**To do**: Filter the entries, keeping every line with the word "SRMTID".

**Data provided**:
○ ○ ○ ○
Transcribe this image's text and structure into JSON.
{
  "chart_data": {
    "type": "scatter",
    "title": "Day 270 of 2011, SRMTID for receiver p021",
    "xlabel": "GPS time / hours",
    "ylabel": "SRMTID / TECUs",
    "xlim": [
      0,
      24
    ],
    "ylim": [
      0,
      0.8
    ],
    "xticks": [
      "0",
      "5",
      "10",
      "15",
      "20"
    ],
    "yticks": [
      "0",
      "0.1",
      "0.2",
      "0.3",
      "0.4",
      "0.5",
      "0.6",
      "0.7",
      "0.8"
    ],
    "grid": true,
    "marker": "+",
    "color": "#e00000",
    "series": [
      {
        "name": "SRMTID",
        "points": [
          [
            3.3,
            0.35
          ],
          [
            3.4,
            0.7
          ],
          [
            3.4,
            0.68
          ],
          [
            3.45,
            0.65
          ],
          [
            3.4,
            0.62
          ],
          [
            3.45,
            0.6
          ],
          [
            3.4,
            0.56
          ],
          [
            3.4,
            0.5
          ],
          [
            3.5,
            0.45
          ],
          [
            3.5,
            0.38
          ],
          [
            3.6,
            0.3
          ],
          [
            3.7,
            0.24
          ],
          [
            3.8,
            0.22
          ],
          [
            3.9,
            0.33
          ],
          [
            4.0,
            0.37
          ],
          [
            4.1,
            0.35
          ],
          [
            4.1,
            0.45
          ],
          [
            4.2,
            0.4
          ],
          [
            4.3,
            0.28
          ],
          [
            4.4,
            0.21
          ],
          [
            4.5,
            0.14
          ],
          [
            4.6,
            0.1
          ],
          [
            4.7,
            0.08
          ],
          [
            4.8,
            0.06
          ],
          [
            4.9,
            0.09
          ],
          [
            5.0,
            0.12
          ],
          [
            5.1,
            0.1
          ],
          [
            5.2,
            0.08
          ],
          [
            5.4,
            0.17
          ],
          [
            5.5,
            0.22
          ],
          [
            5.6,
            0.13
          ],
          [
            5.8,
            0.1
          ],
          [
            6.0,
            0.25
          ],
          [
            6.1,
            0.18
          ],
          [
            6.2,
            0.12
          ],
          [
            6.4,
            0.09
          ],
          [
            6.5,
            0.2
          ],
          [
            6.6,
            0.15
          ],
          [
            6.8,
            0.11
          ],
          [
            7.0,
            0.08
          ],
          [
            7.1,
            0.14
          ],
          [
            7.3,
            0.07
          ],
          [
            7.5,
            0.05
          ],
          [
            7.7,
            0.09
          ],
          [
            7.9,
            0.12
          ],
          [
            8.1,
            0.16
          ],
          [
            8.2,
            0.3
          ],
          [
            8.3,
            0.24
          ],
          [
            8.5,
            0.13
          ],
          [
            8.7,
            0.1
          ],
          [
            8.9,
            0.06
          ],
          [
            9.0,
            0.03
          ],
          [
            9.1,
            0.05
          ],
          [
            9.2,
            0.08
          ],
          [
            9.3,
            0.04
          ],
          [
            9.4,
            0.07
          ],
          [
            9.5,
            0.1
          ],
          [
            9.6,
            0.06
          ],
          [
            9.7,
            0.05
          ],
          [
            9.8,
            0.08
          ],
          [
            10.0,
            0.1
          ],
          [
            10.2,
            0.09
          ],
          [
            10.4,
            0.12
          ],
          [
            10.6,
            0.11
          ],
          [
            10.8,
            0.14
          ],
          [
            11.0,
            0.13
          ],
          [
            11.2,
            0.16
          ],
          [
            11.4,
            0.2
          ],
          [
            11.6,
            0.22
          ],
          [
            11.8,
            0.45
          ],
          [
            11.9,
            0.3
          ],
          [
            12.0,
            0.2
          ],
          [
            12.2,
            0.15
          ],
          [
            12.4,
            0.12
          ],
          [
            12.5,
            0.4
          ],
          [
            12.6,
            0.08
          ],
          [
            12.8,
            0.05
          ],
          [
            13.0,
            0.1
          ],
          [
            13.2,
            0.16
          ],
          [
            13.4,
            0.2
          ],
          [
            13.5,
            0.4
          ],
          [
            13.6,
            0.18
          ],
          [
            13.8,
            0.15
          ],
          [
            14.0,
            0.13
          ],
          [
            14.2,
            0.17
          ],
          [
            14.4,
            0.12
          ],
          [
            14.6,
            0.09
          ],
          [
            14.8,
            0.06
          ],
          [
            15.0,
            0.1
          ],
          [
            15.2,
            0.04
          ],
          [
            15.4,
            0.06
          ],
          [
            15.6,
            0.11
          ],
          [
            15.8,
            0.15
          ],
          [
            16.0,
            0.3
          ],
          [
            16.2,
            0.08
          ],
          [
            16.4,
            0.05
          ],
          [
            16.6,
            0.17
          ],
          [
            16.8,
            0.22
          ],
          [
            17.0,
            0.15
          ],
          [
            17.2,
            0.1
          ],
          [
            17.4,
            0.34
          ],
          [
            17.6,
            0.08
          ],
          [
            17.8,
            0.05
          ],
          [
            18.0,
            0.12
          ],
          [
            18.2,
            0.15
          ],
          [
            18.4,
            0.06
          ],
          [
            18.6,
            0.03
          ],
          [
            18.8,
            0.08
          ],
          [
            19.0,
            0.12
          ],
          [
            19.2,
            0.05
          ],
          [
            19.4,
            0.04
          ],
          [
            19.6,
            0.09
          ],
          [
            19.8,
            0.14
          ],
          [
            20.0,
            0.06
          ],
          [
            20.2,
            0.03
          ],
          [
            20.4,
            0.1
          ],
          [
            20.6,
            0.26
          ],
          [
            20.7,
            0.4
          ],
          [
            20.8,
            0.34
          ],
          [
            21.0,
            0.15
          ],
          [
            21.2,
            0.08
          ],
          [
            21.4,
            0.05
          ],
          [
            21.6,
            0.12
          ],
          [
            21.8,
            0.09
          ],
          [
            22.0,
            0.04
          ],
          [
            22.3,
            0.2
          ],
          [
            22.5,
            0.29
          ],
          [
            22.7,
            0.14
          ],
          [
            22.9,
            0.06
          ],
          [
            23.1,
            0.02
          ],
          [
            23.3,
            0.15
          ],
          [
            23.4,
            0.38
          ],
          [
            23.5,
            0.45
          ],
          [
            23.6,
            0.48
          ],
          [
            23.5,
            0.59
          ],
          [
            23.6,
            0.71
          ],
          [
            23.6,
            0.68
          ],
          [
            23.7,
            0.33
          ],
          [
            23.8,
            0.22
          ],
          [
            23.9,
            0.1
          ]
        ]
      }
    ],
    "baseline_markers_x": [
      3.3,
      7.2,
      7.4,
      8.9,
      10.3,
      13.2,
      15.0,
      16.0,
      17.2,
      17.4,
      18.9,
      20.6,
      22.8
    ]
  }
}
○ ○ ○ ○
**Full output**:
    "title": "Day 270 of 2011, SRMTID for receiver p021",
    "ylabel": "SRMTID / TECUs",
        "name": "SRMTID",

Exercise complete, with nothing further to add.